> _DIRECTION_:
Extract each record and reproduce it exactly.

▬▬▬▬▬▬▬▬▬▬

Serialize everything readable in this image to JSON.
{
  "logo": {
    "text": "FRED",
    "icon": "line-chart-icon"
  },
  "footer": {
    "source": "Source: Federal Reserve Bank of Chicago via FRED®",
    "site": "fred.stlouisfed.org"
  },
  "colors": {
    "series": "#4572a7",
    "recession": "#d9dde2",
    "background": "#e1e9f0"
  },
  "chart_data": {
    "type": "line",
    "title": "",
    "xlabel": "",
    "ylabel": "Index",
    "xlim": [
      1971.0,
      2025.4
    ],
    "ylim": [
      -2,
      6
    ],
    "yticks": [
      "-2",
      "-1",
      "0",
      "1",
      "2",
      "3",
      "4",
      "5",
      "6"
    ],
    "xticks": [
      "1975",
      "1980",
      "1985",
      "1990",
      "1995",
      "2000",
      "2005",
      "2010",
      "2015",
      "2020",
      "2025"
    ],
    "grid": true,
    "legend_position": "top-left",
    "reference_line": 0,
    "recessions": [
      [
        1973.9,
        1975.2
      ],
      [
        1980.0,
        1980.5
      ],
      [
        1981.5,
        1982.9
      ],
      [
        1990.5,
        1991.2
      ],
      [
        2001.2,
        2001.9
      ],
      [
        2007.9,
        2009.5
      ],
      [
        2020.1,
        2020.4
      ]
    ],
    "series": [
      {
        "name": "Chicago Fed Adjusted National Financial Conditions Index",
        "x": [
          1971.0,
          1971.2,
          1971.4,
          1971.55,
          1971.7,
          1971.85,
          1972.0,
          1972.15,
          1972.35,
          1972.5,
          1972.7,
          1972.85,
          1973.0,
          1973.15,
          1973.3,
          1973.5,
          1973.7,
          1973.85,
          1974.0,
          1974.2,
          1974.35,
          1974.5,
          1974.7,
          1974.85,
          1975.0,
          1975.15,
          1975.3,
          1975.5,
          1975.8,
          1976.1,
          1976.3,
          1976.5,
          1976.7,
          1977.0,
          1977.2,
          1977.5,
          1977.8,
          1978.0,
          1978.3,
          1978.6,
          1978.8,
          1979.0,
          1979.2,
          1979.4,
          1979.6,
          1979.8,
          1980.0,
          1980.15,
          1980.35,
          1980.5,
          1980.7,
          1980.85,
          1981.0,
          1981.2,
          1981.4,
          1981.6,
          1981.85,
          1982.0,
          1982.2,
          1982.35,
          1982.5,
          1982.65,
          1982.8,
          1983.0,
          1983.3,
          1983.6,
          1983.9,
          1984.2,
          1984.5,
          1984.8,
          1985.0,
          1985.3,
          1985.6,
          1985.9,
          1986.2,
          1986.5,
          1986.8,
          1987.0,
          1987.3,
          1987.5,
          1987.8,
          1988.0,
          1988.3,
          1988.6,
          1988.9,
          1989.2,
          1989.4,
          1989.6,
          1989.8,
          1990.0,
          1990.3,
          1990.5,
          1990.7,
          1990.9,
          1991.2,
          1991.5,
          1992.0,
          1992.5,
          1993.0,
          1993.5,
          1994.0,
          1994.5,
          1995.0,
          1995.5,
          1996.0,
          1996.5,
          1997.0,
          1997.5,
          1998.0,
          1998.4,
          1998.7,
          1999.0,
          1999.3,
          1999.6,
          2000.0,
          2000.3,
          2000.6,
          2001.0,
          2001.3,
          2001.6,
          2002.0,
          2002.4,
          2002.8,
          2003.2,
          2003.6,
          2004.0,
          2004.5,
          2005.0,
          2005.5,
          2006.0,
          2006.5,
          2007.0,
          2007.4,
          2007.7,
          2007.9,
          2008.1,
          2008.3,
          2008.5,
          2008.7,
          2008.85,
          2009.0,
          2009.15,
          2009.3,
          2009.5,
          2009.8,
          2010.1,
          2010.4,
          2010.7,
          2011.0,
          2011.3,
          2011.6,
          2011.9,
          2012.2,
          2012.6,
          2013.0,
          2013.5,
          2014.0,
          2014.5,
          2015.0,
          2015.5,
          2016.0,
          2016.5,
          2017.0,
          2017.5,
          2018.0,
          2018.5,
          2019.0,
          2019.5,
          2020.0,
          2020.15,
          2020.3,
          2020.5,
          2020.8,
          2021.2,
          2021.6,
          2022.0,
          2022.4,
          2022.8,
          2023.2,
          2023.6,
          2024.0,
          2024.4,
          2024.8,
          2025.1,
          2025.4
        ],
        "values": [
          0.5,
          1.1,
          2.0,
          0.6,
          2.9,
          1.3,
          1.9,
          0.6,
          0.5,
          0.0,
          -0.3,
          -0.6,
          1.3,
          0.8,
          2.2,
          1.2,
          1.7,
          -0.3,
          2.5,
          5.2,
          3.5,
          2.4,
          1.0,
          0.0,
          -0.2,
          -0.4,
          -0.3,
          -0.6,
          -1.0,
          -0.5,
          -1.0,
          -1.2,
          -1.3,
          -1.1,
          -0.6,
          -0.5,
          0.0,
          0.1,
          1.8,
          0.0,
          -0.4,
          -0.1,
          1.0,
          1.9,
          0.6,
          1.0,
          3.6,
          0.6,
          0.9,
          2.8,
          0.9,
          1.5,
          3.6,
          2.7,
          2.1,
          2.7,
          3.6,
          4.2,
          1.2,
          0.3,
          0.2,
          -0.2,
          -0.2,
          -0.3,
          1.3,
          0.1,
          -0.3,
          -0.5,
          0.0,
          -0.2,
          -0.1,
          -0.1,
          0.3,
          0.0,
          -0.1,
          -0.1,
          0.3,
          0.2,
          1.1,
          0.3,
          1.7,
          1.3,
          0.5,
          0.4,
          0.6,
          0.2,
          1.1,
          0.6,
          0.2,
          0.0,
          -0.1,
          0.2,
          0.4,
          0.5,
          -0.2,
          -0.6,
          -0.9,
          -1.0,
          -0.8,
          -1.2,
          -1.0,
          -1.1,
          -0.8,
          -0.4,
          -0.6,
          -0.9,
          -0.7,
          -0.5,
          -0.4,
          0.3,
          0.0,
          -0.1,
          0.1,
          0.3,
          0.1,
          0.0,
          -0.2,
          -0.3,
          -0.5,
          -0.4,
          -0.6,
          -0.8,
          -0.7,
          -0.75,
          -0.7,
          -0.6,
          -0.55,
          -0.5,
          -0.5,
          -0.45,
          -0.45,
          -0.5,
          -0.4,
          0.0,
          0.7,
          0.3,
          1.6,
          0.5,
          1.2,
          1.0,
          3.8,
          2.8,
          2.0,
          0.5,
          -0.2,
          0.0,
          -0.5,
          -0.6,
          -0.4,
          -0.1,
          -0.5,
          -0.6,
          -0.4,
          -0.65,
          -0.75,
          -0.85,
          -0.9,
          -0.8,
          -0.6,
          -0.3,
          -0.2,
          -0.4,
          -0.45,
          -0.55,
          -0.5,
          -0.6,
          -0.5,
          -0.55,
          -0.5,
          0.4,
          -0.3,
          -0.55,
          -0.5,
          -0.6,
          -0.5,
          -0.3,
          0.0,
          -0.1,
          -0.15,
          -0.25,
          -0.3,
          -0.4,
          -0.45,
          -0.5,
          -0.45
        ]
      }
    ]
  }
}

▬▬▬▬▬▬▬▬▬▬

> _COMPLETE OUTPUT_:
Serialize everything readable in this image to JSON.
{
  "logo": {
    "text": "FRED",
    "icon": "line-chart-icon"
  },
  "footer": {
    "source": "Source: Federal Reserve Bank of Chicago via FRED®",
    "site": "fred.stlouisfed.org"
  },
  "colors": {
    "series": "#4572a7",
    "recession": "#d9dde2",
    "background": "#e1e9f0"
  },
  "chart_data": {
    "type": "line",
    "title": "",
    "xlabel": "",
    "ylabel": "Index",
    "xlim": [
      1971.0,
      2025.4
    ],
    "ylim": [
      -2,
      6
    ],
    "yticks": [
      "-2",
      "-1",
      "0",
      "1",
      "2",
      "3",
      "4",
      "5",
      "6"
    ],
    "xticks": [
      "1975",
      "1980",
      "1985",
      "1990",
      "1995",
      "2000",
      "2005",
      "2010",
      "2015",
      "2020",
      "2025"
    ],
    "grid": true,
    "legend_position": "top-left",
    "reference_line": 0,
    "recessions": [
      [
        1973.9,
        1975.2
      ],
      [
        1980.0,
        1980.5
      ],
      [
        1981.5,
        1982.9
      ],
      [
        1990.5,
        1991.2
      ],
      [
        2001.2,
        2001.9
      ],
      [
        2007.9,
        2009.5
      ],
      [
        2020.1,
        2020.4
      ]
    ],
    "series": [
      {
        "name": "Chicago Fed Adjusted National Financial Conditions Index",
        "x": [
          1971.0,
          1971.2,
          1971.4,
          1971.55,
          1971.7,
          1971.85,
          1972.0,
          1972.15,
          1972.35,
          1972.5,
          1972.7,
          1972.85,
          1973.0,
          1973.15,
          1973.3,
          1973.5,
          1973.7,
          1973.85,
          1974.0,
          1974.2,
          1974.35,
          1974.5,
          1974.7,
          1974.85,
          1975.0,
          1975.15,
          1975.3,
          1975.5,
          1975.8,
          1976.1,
          1976.3,
          1976.5,
          1976.7,
          1977.0,
          1977.2,
          1977.5,
          1977.8,
          1978.0,
          1978.3,
          1978.6,
          1978.8,
          1979.0,
          1979.2,
          1979.4,
          1979.6,
          1979.8,
          1980.0,
          1980.15,
          1980.35,
          1980.5,
          1980.7,
          1980.85,
          1981.0,
          1981.2,
          1981.4,
          1981.6,
          1981.85,
          1982.0,
          1982.2,
          1982.35,
          1982.5,
          1982.65,
          1982.8,
          1983.0,
          1983.3,
          1983.6,
          1983.9,
          1984.2,
          1984.5,
          1984.8,
          1985.0,
          1985.3,
          1985.6,
          1985.9,
          1986.2,
          1986.5,
          1986.8,
          1987.0,
          1987.3,
          1987.5,
          1987.8,
          1988.0,
          1988.3,
          1988.6,
          1988.9,
          1989.2,
          1989.4,
          1989.6,
          1989.8,
          1990.0,
          1990.3,
          1990.5,
          1990.7,
          1990.9,
          1991.2,
          1991.5,
          1992.0,
          1992.5,
          1993.0,
          1993.5,
          1994.0,
          1994.5,
          1995.0,
          1995.5,
          1996.0,
          1996.5,
          1997.0,
          1997.5,
          1998.0,
          1998.4,
          1998.7,
          1999.0,
          1999.3,
          1999.6,
          2000.0,
          2000.3,
          2000.6,
          2001.0,
          2001.3,
          2001.6,
          2002.0,
          2002.4,
          2002.8,
          2003.2,
          2003.6,
          2004.0,
          2004.5,
          2005.0,
          2005.5,
          2006.0,
          2006.5,
          2007.0,
          2007.4,
          2007.7,
          2007.9,
          2008.1,
          2008.3,
          2008.5,
          2008.7,
          2008.85,
          2009.0,
          2009.15,
          2009.3,
          2009.5,
          2009.8,
          2010.1,
          2010.4,
          2010.7,
          2011.0,
          2011.3,
          2011.6,
          2011.9,
          2012.2,
          2012.6,
          2013.0,
          2013.5,
          2014.0,
          2014.5,
          2015.0,
          2015.5,
          2016.0,
          2016.5,
          2017.0,
          2017.5,
          2018.0,
          2018.5,
          2019.0,
          2019.5,
          2020.0,
          2020.15,
          2020.3,
          2020.5,
          2020.8,
          2021.2,
          2021.6,
          2022.0,
          2022.4,
          2022.8,
          2023.2,
          2023.6,
          2024.0,
          2024.4,
          2024.8,
          2025.1,
          2025.4
        ],
        "values": [
          0.5,
          1.1,
          2.0,
          0.6,
          2.9,
          1.3,
          1.9,
          0.6,
          0.5,
          0.0,
          -0.3,
          -0.6,
          1.3,
          0.8,
          2.2,
          1.2,
          1.7,
          -0.3,
          2.5,
          5.2,
          3.5,
          2.4,
          1.0,
          0.0,
          -0.2,
          -0.4,
          -0.3,
          -0.6,
          -1.0,
          -0.5,
          -1.0,
          -1.2,
          -1.3,
          -1.1,
          -0.6,
          -0.5,
          0.0,
          0.1,
          1.8,
          0.0,
          -0.4,
          -0.1,
          1.0,
          1.9,
          0.6,
          1.0,
          3.6,
          0.6,
          0.9,
          2.8,
          0.9,
          1.5,
          3.6,
          2.7,
          2.1,
          2.7,
          3.6,
          4.2,
          1.2,
          0.3,
          0.2,
          -0.2,
          -0.2,
          -0.3,
          1.3,
          0.1,
          -0.3,
          -0.5,
          0.0,
          -0.2,
          -0.1,
          -0.1,
          0.3,
          0.0,
          -0.1,
          -0.1,
          0.3,
          0.2,
          1.1,
          0.3,
          1.7,
          1.3,
          0.5,
          0.4,
          0.6,
          0.2,
          1.1,
          0.6,
          0.2,
          0.0,
          -0.1,
          0.2,
          0.4,
          0.5,
          -0.2,
          -0.6,
          -0.9,
          -1.0,
          -0.8,
          -1.2,
          -1.0,
          -1.1,
          -0.8,
          -0.4,
          -0.6,
          -0.9,
          -0.7,
          -0.5,
          -0.4,
          0.3,
          0.0,
          -0.1,
          0.1,
          0.3,
          0.1,
          0.0,
          -0.2,
          -0.3,
          -0.5,
          -0.4,
          -0.6,
          -0.8,
          -0.7,
          -0.75,
          -0.7,
          -0.6,
          -0.55,
          -0.5,
          -0.5,
          -0.45,
          -0.45,
          -0.5,
          -0.4,
          0.0,
          0.7,
          0.3,
          1.6,
          0.5,
          1.2,
          1.0,
          3.8,
          2.8,
          2.0,
          0.5,
          -0.2,
          0.0,
          -0.5,
          -0.6,
          -0.4,
          -0.1,
          -0.5,
          -0.6,
          -0.4,
          -0.65,
          -0.75,
          -0.85,
          -0.9,
          -0.8,
          -0.6,
          -0.3,
          -0.2,
          -0.4,
          -0.45,
          -0.55,
          -0.5,
          -0.6,
          -0.5,
          -0.55,
          -0.5,
          0.4,
          -0.3,
          -0.55,
          -0.5,
          -0.6,
          -0.5,
          -0.3,
          0.0,
          -0.1,
          -0.15,
          -0.25,
          -0.3,
          -0.4,
          -0.45,
          -0.5,
          -0.45
        ]
      }
    ]
  }
}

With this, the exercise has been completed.